-------- Given data
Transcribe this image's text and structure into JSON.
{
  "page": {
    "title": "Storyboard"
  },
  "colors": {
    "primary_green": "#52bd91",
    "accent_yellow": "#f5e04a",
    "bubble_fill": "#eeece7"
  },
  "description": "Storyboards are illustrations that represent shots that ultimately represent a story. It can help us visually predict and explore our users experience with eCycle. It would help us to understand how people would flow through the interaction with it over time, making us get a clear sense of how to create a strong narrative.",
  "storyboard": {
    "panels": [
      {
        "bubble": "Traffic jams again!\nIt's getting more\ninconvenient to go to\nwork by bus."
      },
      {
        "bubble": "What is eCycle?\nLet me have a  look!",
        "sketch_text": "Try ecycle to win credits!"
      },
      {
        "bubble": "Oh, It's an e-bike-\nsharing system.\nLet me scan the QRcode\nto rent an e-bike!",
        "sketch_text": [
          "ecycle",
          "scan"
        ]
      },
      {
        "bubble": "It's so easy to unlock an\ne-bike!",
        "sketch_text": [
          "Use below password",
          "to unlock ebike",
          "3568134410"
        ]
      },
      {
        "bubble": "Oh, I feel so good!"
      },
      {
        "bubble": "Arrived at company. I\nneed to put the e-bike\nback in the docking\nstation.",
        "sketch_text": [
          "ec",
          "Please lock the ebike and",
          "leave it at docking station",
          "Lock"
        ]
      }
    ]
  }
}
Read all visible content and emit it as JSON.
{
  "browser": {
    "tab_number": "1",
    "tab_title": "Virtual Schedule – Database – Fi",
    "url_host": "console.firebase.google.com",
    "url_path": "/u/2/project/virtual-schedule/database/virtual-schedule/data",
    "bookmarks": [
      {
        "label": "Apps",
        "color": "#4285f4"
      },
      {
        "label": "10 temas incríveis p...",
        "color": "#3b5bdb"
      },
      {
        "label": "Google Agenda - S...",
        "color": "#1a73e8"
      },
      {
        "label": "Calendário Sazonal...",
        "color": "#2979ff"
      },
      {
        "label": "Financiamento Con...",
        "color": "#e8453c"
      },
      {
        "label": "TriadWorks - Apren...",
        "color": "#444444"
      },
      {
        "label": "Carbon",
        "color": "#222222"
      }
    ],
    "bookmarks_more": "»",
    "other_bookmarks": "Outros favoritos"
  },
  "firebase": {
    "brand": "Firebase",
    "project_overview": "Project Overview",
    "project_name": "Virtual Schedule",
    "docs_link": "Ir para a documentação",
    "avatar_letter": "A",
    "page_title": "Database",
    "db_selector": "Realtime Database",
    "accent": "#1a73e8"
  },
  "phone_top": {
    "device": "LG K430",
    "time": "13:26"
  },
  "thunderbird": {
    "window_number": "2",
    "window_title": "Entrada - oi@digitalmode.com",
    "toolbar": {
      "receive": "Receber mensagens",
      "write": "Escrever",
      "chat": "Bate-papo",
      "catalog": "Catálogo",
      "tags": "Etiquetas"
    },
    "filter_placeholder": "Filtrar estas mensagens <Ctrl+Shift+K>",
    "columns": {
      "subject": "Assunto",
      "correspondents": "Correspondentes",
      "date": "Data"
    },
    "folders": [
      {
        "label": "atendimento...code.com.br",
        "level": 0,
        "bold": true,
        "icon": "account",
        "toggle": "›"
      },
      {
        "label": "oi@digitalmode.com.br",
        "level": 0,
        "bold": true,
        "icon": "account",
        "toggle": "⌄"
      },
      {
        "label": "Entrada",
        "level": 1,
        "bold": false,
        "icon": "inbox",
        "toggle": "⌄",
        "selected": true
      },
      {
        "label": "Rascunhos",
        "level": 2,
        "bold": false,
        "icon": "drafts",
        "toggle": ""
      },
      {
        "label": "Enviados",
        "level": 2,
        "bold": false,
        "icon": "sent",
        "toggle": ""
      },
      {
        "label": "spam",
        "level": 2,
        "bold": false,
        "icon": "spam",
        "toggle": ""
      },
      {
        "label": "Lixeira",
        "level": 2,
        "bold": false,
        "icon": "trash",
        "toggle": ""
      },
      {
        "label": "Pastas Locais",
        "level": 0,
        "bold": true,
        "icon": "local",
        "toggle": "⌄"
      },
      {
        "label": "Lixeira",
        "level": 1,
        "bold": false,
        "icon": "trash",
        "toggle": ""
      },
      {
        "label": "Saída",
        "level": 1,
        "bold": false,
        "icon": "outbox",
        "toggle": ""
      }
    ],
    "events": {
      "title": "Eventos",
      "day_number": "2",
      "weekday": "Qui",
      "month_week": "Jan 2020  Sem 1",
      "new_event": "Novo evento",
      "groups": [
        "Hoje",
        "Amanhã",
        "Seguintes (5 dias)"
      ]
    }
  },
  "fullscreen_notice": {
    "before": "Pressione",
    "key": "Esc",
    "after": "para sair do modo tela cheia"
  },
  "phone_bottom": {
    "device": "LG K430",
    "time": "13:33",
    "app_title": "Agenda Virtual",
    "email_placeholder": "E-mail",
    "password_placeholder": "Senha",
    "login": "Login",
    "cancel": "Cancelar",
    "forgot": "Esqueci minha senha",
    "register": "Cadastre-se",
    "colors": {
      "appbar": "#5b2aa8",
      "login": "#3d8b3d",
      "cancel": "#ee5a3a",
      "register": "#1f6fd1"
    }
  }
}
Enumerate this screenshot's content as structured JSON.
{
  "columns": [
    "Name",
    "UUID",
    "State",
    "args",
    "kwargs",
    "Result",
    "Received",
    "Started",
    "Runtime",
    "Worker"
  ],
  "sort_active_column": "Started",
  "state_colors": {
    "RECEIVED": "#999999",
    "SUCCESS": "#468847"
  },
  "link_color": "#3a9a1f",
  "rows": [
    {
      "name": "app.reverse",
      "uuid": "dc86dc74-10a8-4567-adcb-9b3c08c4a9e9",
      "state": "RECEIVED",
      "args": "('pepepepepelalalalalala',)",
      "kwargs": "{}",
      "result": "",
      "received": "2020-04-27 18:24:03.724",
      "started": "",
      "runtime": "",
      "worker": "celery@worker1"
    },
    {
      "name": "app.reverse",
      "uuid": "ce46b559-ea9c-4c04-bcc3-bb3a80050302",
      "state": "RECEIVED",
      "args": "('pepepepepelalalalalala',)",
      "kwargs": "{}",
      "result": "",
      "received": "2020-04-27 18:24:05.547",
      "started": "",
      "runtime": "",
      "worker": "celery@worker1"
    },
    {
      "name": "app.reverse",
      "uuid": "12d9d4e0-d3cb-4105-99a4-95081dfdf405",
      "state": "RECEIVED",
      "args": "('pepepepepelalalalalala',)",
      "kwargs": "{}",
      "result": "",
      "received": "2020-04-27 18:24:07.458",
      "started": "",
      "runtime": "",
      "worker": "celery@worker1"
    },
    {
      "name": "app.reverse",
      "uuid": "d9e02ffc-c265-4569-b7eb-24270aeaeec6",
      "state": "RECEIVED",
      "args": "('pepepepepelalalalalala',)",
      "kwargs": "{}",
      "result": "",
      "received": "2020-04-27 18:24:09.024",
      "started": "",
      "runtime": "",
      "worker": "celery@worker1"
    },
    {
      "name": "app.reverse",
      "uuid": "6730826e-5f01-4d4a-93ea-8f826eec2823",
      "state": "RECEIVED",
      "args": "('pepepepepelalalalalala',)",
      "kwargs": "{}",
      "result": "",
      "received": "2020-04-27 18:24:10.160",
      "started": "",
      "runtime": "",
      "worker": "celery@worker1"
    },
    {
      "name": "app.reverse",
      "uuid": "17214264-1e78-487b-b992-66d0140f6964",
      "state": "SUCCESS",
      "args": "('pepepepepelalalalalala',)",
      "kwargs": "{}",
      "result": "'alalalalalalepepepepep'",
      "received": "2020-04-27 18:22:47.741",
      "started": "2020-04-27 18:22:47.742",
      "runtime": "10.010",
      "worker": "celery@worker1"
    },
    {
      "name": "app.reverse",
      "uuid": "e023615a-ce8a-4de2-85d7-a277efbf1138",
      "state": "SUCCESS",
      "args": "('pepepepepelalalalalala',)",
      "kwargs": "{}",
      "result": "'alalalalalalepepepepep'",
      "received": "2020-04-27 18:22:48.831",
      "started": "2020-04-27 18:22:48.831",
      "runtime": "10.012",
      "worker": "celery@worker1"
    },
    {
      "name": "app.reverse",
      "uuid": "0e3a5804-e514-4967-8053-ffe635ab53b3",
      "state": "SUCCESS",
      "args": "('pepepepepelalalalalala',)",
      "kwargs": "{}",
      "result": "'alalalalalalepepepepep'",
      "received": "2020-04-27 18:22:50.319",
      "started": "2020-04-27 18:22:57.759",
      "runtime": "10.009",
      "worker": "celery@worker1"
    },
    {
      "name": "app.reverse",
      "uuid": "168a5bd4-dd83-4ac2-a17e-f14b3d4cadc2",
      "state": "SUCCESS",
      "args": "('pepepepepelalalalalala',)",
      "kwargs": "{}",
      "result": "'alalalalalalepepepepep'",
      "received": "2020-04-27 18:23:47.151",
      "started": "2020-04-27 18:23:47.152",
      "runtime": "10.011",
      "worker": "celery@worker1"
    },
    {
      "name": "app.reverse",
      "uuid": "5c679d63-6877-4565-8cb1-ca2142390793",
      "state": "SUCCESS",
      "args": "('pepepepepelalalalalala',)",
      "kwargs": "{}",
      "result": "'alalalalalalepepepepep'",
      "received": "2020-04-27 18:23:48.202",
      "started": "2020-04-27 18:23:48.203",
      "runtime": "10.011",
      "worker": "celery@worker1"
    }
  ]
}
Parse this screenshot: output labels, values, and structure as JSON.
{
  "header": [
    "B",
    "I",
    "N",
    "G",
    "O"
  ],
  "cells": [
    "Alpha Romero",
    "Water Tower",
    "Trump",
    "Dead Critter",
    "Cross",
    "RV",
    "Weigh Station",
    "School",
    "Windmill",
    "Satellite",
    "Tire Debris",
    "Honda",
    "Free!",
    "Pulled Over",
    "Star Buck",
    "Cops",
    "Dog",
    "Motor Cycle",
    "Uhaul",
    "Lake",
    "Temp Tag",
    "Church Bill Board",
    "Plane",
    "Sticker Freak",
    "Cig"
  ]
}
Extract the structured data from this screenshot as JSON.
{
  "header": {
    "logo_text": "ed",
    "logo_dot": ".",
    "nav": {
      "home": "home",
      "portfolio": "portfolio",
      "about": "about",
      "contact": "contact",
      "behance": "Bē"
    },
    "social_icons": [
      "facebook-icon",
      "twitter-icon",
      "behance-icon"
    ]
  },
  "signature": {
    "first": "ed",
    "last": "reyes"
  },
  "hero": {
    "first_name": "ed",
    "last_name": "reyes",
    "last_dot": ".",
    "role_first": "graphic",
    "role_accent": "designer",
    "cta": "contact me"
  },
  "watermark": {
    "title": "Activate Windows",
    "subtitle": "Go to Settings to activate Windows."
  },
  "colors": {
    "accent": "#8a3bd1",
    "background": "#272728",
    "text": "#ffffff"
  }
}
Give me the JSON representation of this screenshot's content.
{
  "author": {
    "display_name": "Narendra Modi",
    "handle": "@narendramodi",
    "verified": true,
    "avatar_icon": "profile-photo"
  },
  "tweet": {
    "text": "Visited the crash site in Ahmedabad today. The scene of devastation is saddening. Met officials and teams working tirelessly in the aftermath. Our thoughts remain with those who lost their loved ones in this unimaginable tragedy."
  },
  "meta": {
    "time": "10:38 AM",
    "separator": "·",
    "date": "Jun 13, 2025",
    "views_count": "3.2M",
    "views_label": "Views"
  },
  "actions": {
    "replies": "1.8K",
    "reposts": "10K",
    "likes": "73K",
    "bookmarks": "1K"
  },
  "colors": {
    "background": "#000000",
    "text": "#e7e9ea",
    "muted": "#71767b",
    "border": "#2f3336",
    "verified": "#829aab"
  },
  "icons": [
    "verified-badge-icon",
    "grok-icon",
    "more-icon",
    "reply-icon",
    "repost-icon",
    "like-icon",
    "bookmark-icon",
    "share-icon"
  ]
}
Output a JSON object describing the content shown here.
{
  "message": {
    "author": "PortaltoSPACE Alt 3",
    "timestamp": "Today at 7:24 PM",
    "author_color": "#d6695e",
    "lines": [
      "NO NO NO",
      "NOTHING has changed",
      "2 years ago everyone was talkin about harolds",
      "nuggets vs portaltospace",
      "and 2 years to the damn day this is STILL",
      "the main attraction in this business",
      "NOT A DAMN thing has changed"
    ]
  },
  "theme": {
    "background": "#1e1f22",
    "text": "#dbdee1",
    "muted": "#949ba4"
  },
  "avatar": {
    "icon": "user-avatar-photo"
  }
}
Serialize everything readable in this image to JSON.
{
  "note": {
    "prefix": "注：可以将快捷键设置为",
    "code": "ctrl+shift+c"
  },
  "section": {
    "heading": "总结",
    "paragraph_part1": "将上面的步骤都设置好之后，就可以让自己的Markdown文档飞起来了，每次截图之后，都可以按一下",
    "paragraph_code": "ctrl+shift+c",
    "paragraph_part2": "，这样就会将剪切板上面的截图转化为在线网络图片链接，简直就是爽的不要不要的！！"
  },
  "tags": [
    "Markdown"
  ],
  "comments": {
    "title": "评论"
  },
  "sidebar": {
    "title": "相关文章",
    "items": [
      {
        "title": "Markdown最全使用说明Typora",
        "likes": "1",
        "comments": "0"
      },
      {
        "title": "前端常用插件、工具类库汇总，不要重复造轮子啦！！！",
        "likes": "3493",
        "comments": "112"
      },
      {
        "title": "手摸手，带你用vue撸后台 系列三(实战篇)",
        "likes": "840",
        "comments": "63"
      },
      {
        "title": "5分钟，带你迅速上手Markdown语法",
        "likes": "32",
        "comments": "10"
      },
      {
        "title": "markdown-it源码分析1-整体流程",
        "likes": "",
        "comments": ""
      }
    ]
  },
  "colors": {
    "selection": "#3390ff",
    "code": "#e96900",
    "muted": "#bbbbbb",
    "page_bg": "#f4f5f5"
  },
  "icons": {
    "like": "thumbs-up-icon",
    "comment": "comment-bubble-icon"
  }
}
----------------
■ **Given problem**:
Select all lines in the listing that include the word "background".

■ **Correct response**:
    "background": "#272728",
    "background": "#000000",
    "background": "#1e1f22",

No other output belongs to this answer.